Go through the listing and write out all of it exactly.

MATERIAL SHOWN:
-- START --
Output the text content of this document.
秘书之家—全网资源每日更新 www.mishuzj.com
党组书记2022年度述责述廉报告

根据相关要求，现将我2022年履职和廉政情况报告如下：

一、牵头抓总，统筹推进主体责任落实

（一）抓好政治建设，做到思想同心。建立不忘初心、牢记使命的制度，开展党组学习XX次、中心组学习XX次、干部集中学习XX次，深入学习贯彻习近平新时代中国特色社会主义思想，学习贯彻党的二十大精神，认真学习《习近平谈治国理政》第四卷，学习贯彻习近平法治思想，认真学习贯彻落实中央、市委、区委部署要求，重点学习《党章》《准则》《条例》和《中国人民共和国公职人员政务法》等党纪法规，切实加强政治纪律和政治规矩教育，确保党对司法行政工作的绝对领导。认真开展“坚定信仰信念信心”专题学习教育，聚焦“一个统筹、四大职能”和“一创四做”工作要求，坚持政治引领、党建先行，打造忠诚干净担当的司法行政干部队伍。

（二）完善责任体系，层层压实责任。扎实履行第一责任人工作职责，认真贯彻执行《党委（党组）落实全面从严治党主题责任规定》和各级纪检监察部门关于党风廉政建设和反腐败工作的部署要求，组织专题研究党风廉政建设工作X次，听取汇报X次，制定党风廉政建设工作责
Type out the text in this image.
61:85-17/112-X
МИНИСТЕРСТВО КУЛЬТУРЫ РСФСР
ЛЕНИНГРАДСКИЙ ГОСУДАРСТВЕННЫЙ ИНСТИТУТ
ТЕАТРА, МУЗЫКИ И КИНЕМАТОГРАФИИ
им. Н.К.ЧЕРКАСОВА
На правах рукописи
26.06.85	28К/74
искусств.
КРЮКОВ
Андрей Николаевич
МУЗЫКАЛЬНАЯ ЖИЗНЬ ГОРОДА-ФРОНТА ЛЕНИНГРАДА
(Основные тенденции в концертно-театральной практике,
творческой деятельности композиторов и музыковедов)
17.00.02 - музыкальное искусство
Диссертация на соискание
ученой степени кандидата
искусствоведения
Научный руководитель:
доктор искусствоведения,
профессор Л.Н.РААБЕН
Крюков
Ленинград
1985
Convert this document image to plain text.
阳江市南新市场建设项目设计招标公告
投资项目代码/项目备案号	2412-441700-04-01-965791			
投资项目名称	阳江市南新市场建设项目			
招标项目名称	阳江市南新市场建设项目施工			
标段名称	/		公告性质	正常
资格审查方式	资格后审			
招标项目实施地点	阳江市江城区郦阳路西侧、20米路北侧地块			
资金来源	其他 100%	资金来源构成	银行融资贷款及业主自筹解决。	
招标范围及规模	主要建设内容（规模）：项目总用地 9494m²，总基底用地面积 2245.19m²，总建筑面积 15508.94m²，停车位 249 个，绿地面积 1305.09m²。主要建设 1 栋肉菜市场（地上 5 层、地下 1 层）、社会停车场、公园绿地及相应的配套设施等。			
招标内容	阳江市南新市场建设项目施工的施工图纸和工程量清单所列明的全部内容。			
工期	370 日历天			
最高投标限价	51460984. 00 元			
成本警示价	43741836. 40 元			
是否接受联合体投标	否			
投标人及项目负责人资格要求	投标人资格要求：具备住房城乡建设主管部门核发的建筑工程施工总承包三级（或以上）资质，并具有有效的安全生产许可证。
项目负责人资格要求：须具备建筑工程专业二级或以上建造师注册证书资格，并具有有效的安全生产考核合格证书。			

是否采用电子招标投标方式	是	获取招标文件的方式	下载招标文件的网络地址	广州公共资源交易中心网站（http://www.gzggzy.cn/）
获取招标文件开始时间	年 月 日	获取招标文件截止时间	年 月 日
-- END --
FINAL ANSWER:
Output the text content of this document.
秘书之家—全网资源每日更新 www.mishuzj.com
党组书记2022年度述责述廉报告

根据相关要求，现将我2022年履职和廉政情况报告如下：

一、牵头抓总，统筹推进主体责任落实

（一）抓好政治建设，做到思想同心。建立不忘初心、牢记使命的制度，开展党组学习XX次、中心组学习XX次、干部集中学习XX次，深入学习贯彻习近平新时代中国特色社会主义思想，学习贯彻党的二十大精神，认真学习《习近平谈治国理政》第四卷，学习贯彻习近平法治思想，认真学习贯彻落实中央、市委、区委部署要求，重点学习《党章》《准则》《条例》和《中国人民共和国公职人员政务法》等党纪法规，切实加强政治纪律和政治规矩教育，确保党对司法行政工作的绝对领导。认真开展“坚定信仰信念信心”专题学习教育，聚焦“一个统筹、四大职能”和“一创四做”工作要求，坚持政治引领、党建先行，打造忠诚干净担当的司法行政干部队伍。

（二）完善责任体系，层层压实责任。扎实履行第一责任人工作职责，认真贯彻执行《党委（党组）落实全面从严治党主题责任规定》和各级纪检监察部门关于党风廉政建设和反腐败工作的部署要求，组织专题研究党风廉政建设工作X次，听取汇报X次，制定党风廉政建设工作责
Type out the text in this image.
61:85-17/112-X
МИНИСТЕРСТВО КУЛЬТУРЫ РСФСР
ЛЕНИНГРАДСКИЙ ГОСУДАРСТВЕННЫЙ ИНСТИТУТ
ТЕАТРА, МУЗЫКИ И КИНЕМАТОГРАФИИ
им. Н.К.ЧЕРКАСОВА
На правах рукописи
26.06.85	28К/74
искусств.
КРЮКОВ
Андрей Николаевич
МУЗЫКАЛЬНАЯ ЖИЗНЬ ГОРОДА-ФРОНТА ЛЕНИНГРАДА
(Основные тенденции в концертно-театральной практике,
творческой деятельности композиторов и музыковедов)
17.00.02 - музыкальное искусство
Диссертация на соискание
ученой степени кандидата
искусствоведения
Научный руководитель:
доктор искусствоведения,
профессор Л.Н.РААБЕН
Крюков
Ленинград
1985
Convert this document image to plain text.
阳江市南新市场建设项目设计招标公告
投资项目代码/项目备案号	2412-441700-04-01-965791			
投资项目名称	阳江市南新市场建设项目			
招标项目名称	阳江市南新市场建设项目施工			
标段名称	/		公告性质	正常
资格审查方式	资格后审			
招标项目实施地点	阳江市江城区郦阳路西侧、20米路北侧地块			
资金来源	其他 100%	资金来源构成	银行融资贷款及业主自筹解决。	
招标范围及规模	主要建设内容（规模）：项目总用地 9494m²，总基底用地面积 2245.19m²，总建筑面积 15508.94m²，停车位 249 个，绿地面积 1305.09m²。主要建设 1 栋肉菜市场（地上 5 层、地下 1 层）、社会停车场、公园绿地及相应的配套设施等。			
招标内容	阳江市南新市场建设项目施工的施工图纸和工程量清单所列明的全部内容。			
工期	370 日历天			
最高投标限价	51460984. 00 元			
成本警示价	43741836. 40 元			
是否接受联合体投标	否			
投标人及项目负责人资格要求	投标人资格要求：具备住房城乡建设主管部门核发的建筑工程施工总承包三级（或以上）资质，并具有有效的安全生产许可证。
项目负责人资格要求：须具备建筑工程专业二级或以上建造师注册证书资格，并具有有效的安全生产考核合格证书。			

是否采用电子招标投标方式	是	获取招标文件的方式	下载招标文件的网络地址	广州公共资源交易中心网站（http://www.gzggzy.cn/）
获取招标文件开始时间	年 月 日	获取招标文件截止时间	年 月 日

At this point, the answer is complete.